JOB: Write every line of the material out exactly as shown.

▼

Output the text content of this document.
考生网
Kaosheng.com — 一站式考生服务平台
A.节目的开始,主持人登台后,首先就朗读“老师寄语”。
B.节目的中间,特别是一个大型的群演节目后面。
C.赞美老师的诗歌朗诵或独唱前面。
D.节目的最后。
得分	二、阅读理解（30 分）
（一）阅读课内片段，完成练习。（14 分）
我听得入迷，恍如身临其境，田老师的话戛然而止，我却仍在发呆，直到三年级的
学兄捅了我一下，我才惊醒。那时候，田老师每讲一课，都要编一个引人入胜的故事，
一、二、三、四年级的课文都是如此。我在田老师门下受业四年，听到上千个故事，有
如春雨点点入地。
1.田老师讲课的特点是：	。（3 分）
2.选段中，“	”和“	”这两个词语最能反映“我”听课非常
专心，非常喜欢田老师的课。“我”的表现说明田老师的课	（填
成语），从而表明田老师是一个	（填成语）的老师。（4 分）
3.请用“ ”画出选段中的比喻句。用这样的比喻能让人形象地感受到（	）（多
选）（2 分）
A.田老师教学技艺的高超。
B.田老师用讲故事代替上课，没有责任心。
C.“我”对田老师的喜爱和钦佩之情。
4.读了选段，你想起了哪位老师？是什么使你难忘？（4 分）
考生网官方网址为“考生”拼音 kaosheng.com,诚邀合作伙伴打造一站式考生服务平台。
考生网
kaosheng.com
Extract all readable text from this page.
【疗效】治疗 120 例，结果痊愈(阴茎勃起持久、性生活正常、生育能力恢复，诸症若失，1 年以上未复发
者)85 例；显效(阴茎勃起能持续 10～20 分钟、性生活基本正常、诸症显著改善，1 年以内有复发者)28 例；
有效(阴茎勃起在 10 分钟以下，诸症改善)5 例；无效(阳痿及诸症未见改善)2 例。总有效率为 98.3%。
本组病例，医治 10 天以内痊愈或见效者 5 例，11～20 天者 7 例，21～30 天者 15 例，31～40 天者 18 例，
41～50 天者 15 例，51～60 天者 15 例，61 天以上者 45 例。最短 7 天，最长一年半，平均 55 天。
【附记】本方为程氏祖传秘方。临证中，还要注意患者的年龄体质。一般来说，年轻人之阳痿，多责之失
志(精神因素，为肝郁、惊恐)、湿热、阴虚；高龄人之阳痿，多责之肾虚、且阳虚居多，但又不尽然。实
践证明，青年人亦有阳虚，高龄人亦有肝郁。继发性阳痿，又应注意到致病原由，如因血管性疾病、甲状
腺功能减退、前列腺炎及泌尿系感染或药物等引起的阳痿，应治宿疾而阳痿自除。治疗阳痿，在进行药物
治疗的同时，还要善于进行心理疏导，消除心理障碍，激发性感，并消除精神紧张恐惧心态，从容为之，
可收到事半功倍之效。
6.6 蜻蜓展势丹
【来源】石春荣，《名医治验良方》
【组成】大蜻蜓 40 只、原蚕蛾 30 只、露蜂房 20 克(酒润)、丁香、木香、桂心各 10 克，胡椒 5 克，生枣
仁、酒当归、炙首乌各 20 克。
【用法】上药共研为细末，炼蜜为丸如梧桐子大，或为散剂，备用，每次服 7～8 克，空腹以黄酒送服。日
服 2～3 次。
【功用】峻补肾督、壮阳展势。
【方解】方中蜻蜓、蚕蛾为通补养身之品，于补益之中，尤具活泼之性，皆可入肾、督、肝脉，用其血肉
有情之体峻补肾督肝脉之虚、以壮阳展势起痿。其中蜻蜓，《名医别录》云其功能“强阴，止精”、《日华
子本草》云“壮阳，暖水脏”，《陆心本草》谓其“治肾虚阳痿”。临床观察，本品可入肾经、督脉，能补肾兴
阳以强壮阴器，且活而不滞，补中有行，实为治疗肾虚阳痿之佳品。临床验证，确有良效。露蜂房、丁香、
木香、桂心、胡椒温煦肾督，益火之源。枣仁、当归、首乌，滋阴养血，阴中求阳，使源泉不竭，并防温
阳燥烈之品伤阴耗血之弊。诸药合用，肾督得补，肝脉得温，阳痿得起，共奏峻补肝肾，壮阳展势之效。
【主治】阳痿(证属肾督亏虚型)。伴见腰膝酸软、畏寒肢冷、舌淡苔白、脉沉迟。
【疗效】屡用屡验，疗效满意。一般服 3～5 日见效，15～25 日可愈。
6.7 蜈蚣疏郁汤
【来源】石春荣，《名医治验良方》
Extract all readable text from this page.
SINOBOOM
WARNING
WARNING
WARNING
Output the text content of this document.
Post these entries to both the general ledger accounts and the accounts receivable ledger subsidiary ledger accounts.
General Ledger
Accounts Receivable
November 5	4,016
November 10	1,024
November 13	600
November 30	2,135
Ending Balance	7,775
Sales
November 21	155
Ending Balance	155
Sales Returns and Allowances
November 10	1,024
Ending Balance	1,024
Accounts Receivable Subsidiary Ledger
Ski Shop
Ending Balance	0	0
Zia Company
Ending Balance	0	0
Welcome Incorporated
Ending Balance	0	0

▲

SOLUTION TO THIS PROBLEM:
Output the text content of this document.
考生网
Kaosheng.com — 一站式考生服务平台
A.节目的开始,主持人登台后,首先就朗读“老师寄语”。
B.节目的中间,特别是一个大型的群演节目后面。
C.赞美老师的诗歌朗诵或独唱前面。
D.节目的最后。
得分	二、阅读理解（30 分）
（一）阅读课内片段，完成练习。（14 分）
我听得入迷，恍如身临其境，田老师的话戛然而止，我却仍在发呆，直到三年级的
学兄捅了我一下，我才惊醒。那时候，田老师每讲一课，都要编一个引人入胜的故事，
一、二、三、四年级的课文都是如此。我在田老师门下受业四年，听到上千个故事，有
如春雨点点入地。
1.田老师讲课的特点是：	。（3 分）
2.选段中，“	”和“	”这两个词语最能反映“我”听课非常
专心，非常喜欢田老师的课。“我”的表现说明田老师的课	（填
成语），从而表明田老师是一个	（填成语）的老师。（4 分）
3.请用“ ”画出选段中的比喻句。用这样的比喻能让人形象地感受到（	）（多
选）（2 分）
A.田老师教学技艺的高超。
B.田老师用讲故事代替上课，没有责任心。
C.“我”对田老师的喜爱和钦佩之情。
4.读了选段，你想起了哪位老师？是什么使你难忘？（4 分）
考生网官方网址为“考生”拼音 kaosheng.com,诚邀合作伙伴打造一站式考生服务平台。
考生网
kaosheng.com
Extract all readable text from this page.
【疗效】治疗 120 例，结果痊愈(阴茎勃起持久、性生活正常、生育能力恢复，诸症若失，1 年以上未复发
者)85 例；显效(阴茎勃起能持续 10～20 分钟、性生活基本正常、诸症显著改善，1 年以内有复发者)28 例；
有效(阴茎勃起在 10 分钟以下，诸症改善)5 例；无效(阳痿及诸症未见改善)2 例。总有效率为 98.3%。
本组病例，医治 10 天以内痊愈或见效者 5 例，11～20 天者 7 例，21～30 天者 15 例，31～40 天者 18 例，
41～50 天者 15 例，51～60 天者 15 例，61 天以上者 45 例。最短 7 天，最长一年半，平均 55 天。
【附记】本方为程氏祖传秘方。临证中，还要注意患者的年龄体质。一般来说，年轻人之阳痿，多责之失
志(精神因素，为肝郁、惊恐)、湿热、阴虚；高龄人之阳痿，多责之肾虚、且阳虚居多，但又不尽然。实
践证明，青年人亦有阳虚，高龄人亦有肝郁。继发性阳痿，又应注意到致病原由，如因血管性疾病、甲状
腺功能减退、前列腺炎及泌尿系感染或药物等引起的阳痿，应治宿疾而阳痿自除。治疗阳痿，在进行药物
治疗的同时，还要善于进行心理疏导，消除心理障碍，激发性感，并消除精神紧张恐惧心态，从容为之，
可收到事半功倍之效。
6.6 蜻蜓展势丹
【来源】石春荣，《名医治验良方》
【组成】大蜻蜓 40 只、原蚕蛾 30 只、露蜂房 20 克(酒润)、丁香、木香、桂心各 10 克，胡椒 5 克，生枣
仁、酒当归、炙首乌各 20 克。
【用法】上药共研为细末，炼蜜为丸如梧桐子大，或为散剂，备用，每次服 7～8 克，空腹以黄酒送服。日
服 2～3 次。
【功用】峻补肾督、壮阳展势。
【方解】方中蜻蜓、蚕蛾为通补养身之品，于补益之中，尤具活泼之性，皆可入肾、督、肝脉，用其血肉
有情之体峻补肾督肝脉之虚、以壮阳展势起痿。其中蜻蜓，《名医别录》云其功能“强阴，止精”、《日华
子本草》云“壮阳，暖水脏”，《陆心本草》谓其“治肾虚阳痿”。临床观察，本品可入肾经、督脉，能补肾兴
阳以强壮阴器，且活而不滞，补中有行，实为治疗肾虚阳痿之佳品。临床验证，确有良效。露蜂房、丁香、
木香、桂心、胡椒温煦肾督，益火之源。枣仁、当归、首乌，滋阴养血，阴中求阳，使源泉不竭，并防温
阳燥烈之品伤阴耗血之弊。诸药合用，肾督得补，肝脉得温，阳痿得起，共奏峻补肝肾，壮阳展势之效。
【主治】阳痿(证属肾督亏虚型)。伴见腰膝酸软、畏寒肢冷、舌淡苔白、脉沉迟。
【疗效】屡用屡验，疗效满意。一般服 3～5 日见效，15～25 日可愈。
6.7 蜈蚣疏郁汤
【来源】石春荣，《名医治验良方》
Extract all readable text from this page.
SINOBOOM
WARNING
WARNING
WARNING
Output the text content of this document.
Post these entries to both the general ledger accounts and the accounts receivable ledger subsidiary ledger accounts.
General Ledger
Accounts Receivable
November 5	4,016
November 10	1,024
November 13	600
November 30	2,135
Ending Balance	7,775
Sales
November 21	155
Ending Balance	155
Sales Returns and Allowances
November 10	1,024
Ending Balance	1,024
Accounts Receivable Subsidiary Ledger
Ski Shop
Ending Balance	0	0
Zia Company
Ending Balance	0	0
Welcome Incorporated
Ending Balance	0	0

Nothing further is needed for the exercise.